** Records that describe figures **
━━━━━━━━━━━━━━━━━━━━━━━━━━━━━━

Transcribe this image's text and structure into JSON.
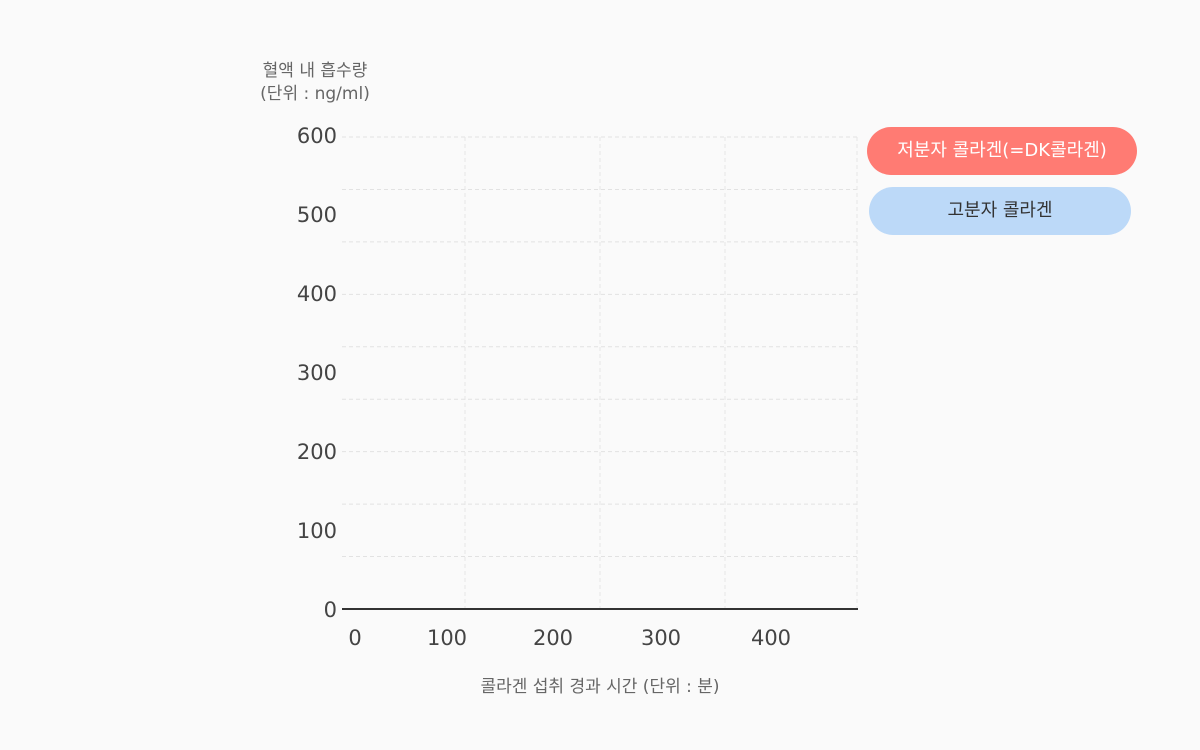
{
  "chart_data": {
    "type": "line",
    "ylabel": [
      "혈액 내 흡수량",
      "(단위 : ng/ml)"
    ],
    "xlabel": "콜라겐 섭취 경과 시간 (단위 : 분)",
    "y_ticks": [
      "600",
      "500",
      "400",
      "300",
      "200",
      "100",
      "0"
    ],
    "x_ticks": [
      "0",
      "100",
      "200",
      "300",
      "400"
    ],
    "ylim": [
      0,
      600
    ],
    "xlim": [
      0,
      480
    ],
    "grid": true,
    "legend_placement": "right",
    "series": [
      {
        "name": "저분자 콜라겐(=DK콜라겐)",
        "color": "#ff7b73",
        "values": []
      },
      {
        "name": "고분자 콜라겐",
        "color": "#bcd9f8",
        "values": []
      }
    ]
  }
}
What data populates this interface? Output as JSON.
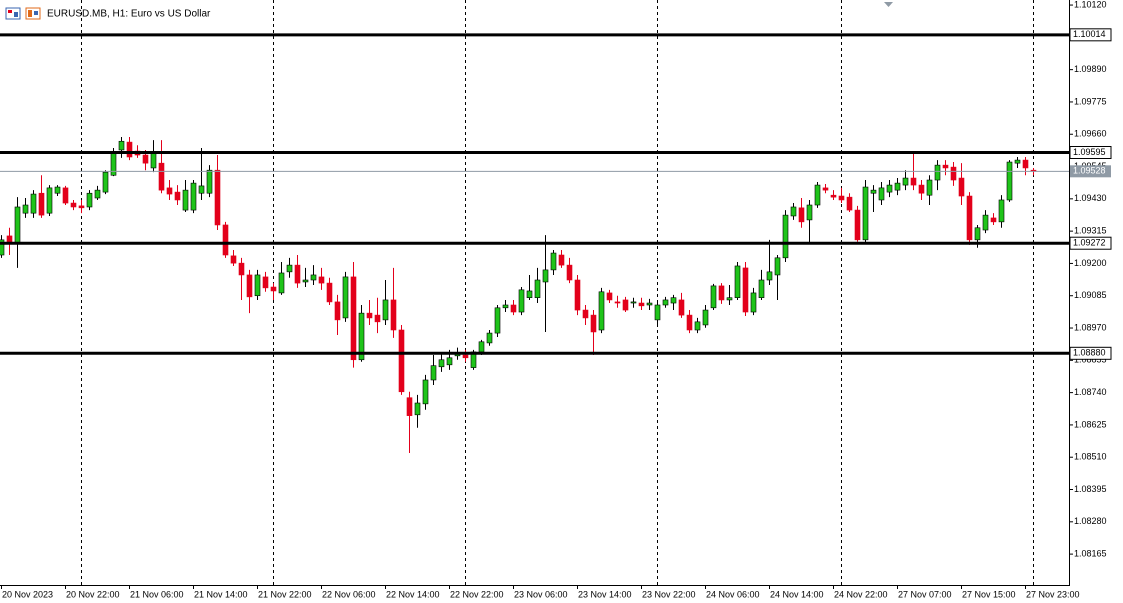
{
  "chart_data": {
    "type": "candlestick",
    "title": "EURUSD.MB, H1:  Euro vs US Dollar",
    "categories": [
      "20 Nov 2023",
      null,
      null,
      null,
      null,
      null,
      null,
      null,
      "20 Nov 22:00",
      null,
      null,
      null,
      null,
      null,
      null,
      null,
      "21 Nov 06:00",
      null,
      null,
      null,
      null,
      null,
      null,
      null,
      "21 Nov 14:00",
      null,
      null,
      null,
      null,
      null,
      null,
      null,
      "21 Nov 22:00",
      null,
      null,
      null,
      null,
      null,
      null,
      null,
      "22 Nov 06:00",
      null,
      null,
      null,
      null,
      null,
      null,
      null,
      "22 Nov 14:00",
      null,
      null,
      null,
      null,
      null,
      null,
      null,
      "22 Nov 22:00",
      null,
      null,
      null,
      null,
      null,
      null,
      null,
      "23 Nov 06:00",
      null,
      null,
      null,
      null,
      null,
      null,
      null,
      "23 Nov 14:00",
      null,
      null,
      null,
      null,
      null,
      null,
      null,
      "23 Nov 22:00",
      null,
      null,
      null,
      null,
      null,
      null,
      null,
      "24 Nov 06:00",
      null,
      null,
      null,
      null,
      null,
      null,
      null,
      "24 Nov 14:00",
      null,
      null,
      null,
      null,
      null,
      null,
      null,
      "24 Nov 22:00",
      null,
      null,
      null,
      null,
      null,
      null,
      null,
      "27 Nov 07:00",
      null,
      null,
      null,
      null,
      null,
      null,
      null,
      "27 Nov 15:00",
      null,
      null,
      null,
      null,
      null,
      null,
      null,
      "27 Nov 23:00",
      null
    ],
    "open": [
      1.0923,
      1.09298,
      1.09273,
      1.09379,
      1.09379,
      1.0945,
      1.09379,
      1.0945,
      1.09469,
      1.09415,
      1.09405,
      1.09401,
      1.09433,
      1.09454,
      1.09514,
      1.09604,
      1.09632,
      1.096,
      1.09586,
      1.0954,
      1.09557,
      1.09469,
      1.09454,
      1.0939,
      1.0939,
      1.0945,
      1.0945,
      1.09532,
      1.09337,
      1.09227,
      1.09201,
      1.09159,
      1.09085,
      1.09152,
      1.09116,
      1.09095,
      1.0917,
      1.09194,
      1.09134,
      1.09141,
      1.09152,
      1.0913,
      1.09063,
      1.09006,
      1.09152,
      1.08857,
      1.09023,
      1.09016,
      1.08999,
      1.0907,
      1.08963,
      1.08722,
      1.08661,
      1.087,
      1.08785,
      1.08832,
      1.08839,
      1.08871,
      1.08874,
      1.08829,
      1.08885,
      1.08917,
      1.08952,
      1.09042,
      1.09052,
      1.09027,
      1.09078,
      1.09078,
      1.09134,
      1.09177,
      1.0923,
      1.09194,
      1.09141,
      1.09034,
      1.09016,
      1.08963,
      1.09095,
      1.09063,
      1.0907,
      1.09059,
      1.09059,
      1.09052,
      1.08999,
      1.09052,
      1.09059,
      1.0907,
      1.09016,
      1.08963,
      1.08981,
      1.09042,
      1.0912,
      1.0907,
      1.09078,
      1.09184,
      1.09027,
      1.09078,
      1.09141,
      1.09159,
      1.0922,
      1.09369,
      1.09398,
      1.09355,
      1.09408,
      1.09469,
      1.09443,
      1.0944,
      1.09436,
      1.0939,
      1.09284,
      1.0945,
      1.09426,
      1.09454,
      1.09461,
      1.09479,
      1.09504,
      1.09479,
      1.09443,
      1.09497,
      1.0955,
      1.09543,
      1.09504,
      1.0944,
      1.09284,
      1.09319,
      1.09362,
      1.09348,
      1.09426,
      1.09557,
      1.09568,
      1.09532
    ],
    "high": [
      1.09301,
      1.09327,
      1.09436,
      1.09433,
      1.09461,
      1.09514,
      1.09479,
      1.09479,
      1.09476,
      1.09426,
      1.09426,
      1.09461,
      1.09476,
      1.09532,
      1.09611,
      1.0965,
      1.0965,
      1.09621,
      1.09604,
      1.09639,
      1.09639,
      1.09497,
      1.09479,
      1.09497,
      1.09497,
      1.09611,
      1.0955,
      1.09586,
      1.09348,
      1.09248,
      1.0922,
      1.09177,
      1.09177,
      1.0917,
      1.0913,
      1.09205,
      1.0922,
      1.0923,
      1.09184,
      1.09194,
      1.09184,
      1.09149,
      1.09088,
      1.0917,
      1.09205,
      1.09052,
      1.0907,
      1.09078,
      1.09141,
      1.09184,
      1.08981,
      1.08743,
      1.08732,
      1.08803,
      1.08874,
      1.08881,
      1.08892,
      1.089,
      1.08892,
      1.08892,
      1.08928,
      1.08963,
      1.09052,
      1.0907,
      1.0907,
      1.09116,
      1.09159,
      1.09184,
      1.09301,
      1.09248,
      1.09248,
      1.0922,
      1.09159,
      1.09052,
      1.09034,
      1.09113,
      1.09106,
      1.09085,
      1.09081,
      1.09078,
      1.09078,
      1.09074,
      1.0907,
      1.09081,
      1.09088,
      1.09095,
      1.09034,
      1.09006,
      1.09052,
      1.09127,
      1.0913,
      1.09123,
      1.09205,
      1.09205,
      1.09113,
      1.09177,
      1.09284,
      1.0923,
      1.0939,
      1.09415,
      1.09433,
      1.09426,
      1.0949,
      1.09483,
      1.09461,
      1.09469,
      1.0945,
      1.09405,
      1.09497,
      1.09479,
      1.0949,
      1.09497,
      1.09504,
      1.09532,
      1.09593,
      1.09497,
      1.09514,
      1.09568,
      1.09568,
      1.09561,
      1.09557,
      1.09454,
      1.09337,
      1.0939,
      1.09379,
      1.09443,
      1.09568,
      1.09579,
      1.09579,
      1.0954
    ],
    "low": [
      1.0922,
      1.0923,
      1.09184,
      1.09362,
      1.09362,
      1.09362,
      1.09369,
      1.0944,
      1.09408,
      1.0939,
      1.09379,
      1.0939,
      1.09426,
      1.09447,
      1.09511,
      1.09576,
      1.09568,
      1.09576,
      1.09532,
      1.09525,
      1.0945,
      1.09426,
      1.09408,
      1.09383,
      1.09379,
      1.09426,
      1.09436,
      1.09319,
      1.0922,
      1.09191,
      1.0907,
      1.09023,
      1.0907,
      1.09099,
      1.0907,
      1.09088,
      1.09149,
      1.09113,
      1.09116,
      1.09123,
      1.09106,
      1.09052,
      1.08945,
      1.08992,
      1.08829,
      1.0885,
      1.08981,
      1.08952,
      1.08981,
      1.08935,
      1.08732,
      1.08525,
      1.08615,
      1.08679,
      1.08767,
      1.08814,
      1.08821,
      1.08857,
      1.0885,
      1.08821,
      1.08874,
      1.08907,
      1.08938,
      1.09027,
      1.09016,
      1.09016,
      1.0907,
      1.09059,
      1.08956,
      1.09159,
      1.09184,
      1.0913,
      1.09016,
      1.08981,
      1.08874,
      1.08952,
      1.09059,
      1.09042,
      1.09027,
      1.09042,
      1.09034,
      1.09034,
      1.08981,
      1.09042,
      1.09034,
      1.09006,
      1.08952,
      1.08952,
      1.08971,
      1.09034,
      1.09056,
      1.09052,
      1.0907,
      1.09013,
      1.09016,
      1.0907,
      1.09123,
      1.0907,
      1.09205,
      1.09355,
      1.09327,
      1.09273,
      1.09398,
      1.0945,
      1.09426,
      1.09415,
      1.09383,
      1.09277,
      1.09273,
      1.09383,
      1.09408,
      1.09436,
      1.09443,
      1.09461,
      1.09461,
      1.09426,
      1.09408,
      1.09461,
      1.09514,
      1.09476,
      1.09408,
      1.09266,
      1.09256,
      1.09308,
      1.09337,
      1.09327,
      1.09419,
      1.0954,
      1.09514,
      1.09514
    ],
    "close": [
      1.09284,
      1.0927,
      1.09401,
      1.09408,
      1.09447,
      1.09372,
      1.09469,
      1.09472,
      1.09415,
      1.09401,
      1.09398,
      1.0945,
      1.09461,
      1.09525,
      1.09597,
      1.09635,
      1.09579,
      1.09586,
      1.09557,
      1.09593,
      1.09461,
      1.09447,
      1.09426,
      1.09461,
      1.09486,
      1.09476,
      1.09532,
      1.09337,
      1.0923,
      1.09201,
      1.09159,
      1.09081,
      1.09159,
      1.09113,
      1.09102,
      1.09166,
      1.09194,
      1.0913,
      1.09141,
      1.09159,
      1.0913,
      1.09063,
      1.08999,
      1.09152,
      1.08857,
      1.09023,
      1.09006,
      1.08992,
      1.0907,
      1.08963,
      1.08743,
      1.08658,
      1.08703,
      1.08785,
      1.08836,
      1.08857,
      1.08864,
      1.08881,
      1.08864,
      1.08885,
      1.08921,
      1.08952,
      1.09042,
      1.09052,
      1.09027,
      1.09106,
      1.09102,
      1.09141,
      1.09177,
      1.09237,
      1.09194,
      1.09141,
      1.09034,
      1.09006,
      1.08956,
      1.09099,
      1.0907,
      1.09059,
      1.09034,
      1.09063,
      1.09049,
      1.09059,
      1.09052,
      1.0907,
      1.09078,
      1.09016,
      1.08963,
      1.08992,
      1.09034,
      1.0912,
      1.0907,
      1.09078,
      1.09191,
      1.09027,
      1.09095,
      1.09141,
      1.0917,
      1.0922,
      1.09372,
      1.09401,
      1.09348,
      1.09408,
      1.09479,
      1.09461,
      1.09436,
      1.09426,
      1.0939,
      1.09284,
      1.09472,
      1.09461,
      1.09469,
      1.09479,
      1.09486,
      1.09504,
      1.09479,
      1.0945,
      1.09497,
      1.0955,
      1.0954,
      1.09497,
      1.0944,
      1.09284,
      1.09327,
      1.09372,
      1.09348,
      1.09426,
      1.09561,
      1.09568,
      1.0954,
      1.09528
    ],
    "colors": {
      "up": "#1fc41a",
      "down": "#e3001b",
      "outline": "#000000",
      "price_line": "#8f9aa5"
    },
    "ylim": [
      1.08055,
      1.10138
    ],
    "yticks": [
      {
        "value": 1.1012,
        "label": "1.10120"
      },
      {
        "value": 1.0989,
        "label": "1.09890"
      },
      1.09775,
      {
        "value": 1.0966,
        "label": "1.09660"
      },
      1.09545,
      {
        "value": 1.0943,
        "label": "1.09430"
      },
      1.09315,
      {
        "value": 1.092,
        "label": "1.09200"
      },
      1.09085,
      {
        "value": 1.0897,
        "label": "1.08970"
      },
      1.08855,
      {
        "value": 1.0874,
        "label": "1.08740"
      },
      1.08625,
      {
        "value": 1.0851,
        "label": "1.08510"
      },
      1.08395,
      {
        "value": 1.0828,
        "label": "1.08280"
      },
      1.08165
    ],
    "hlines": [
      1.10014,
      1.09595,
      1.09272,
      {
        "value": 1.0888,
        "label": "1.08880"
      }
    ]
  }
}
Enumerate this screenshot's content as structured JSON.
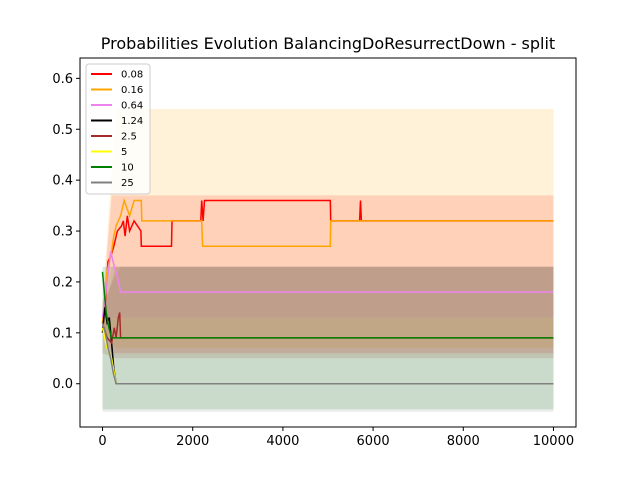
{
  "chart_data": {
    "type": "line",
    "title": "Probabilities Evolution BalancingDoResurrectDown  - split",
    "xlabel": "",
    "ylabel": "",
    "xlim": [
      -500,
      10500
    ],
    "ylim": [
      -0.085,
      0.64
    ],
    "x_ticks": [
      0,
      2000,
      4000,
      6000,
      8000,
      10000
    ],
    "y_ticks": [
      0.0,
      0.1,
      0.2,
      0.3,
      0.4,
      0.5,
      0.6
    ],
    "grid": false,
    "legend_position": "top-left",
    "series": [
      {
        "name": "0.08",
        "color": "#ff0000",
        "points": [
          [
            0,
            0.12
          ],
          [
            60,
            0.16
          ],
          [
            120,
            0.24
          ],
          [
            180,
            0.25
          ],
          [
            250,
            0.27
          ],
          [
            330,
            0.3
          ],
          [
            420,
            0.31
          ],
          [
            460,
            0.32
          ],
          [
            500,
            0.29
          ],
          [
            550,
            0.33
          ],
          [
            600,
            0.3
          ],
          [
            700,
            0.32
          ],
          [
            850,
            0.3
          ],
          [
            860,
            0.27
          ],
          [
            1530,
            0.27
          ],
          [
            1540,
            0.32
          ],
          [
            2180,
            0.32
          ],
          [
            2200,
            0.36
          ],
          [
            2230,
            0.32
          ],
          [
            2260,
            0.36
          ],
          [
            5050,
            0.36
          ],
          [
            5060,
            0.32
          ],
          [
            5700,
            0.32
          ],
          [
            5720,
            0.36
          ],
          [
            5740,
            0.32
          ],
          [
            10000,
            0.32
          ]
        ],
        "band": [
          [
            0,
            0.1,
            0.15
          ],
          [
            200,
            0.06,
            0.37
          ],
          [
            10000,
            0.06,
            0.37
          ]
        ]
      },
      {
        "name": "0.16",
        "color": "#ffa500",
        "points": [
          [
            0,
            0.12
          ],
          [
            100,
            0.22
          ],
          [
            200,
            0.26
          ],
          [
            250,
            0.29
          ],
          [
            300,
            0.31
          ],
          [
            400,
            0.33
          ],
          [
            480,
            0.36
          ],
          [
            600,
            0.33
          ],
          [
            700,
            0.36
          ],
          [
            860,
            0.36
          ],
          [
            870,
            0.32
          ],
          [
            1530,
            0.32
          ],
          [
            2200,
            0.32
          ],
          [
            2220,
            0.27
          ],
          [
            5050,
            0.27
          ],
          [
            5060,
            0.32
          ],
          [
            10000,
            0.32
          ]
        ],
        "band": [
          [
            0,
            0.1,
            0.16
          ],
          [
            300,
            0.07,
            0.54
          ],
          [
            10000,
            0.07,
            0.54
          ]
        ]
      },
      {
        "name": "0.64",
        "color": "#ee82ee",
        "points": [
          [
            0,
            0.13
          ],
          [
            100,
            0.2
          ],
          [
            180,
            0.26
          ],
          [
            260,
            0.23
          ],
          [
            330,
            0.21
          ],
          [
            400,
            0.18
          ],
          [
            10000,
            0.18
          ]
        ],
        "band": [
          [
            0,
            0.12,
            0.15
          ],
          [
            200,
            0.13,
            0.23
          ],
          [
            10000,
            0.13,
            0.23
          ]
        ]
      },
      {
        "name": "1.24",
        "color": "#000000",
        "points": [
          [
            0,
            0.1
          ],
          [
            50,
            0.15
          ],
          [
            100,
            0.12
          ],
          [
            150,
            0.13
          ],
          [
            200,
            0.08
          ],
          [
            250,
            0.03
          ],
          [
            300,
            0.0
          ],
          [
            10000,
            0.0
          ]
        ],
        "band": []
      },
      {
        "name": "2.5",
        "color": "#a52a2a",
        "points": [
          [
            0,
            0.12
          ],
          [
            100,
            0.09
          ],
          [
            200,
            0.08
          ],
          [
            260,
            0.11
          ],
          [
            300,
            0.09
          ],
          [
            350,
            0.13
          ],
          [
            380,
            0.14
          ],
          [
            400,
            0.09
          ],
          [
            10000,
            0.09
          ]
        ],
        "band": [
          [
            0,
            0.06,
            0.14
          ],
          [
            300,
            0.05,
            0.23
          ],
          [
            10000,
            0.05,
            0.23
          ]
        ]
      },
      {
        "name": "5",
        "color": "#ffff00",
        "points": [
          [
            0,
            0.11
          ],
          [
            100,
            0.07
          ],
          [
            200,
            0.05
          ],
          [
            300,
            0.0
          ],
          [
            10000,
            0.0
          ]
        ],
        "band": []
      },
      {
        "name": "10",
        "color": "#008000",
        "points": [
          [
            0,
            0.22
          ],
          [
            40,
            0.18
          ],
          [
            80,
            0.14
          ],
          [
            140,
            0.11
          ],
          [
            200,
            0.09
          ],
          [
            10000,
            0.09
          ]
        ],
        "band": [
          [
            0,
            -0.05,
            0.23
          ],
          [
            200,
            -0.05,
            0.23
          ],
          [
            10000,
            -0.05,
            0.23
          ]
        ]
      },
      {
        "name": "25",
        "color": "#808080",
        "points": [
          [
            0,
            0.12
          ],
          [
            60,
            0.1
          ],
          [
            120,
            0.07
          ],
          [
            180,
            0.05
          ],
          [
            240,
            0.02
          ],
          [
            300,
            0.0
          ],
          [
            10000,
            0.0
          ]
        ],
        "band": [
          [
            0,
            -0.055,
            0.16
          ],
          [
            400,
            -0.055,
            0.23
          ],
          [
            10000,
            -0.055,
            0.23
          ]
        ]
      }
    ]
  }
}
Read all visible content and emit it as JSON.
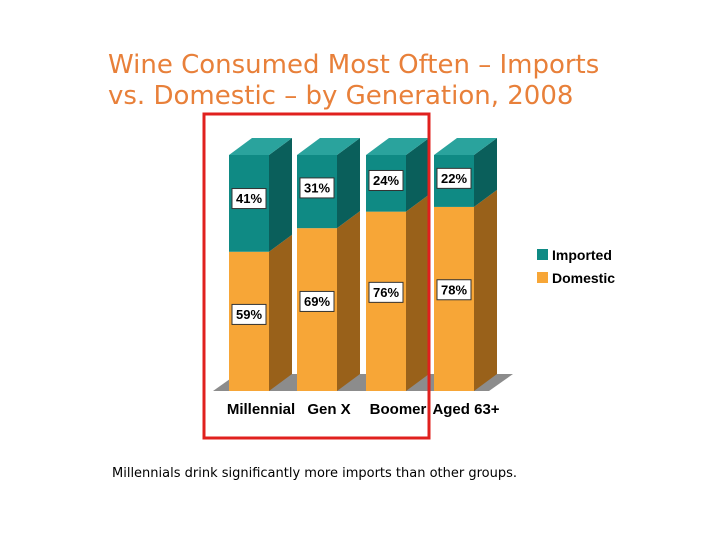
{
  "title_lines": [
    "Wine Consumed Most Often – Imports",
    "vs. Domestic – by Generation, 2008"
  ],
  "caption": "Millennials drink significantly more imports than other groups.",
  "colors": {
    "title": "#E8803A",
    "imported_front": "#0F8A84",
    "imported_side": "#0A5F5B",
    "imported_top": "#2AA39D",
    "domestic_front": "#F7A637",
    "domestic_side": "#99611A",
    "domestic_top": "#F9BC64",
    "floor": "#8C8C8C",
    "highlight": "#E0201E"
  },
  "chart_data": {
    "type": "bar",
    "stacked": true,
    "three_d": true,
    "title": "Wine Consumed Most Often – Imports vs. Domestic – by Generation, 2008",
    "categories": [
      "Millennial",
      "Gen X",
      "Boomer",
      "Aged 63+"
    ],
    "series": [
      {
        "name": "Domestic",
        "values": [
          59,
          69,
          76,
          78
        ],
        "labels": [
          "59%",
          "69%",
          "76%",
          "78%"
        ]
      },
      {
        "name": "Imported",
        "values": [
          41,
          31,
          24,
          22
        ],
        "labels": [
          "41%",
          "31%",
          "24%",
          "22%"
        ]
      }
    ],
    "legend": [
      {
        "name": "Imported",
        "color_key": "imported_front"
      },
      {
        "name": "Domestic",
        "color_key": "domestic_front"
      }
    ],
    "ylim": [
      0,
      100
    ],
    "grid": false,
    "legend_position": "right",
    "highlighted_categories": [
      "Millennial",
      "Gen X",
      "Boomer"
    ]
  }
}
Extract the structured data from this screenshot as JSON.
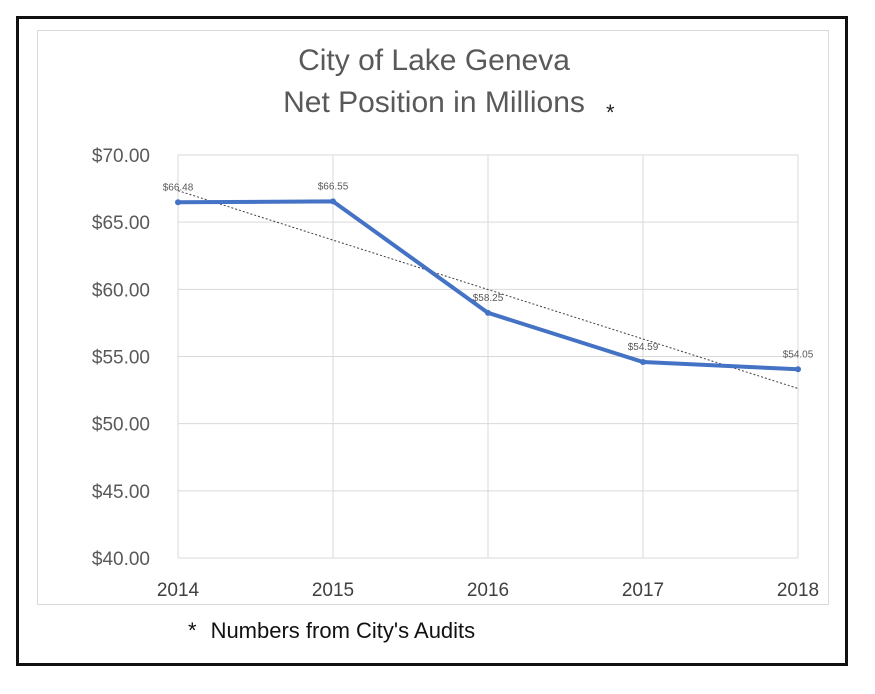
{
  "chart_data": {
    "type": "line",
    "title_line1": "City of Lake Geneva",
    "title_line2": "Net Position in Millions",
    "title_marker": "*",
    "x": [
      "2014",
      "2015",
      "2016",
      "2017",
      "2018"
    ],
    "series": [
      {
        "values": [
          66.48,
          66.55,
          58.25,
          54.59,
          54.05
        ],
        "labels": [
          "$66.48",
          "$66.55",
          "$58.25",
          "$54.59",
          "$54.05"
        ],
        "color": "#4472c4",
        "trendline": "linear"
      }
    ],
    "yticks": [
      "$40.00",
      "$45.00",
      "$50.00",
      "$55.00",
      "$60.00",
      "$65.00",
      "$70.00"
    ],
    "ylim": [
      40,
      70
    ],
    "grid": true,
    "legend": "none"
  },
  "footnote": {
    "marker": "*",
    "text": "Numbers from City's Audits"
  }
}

━━━━━━━━━━━━━━━━━━━━━━━━━━━━━━

** Direction **
Going through the entries above, report how many lines include the string "true". The number alone is the answer.

** Correct output **
4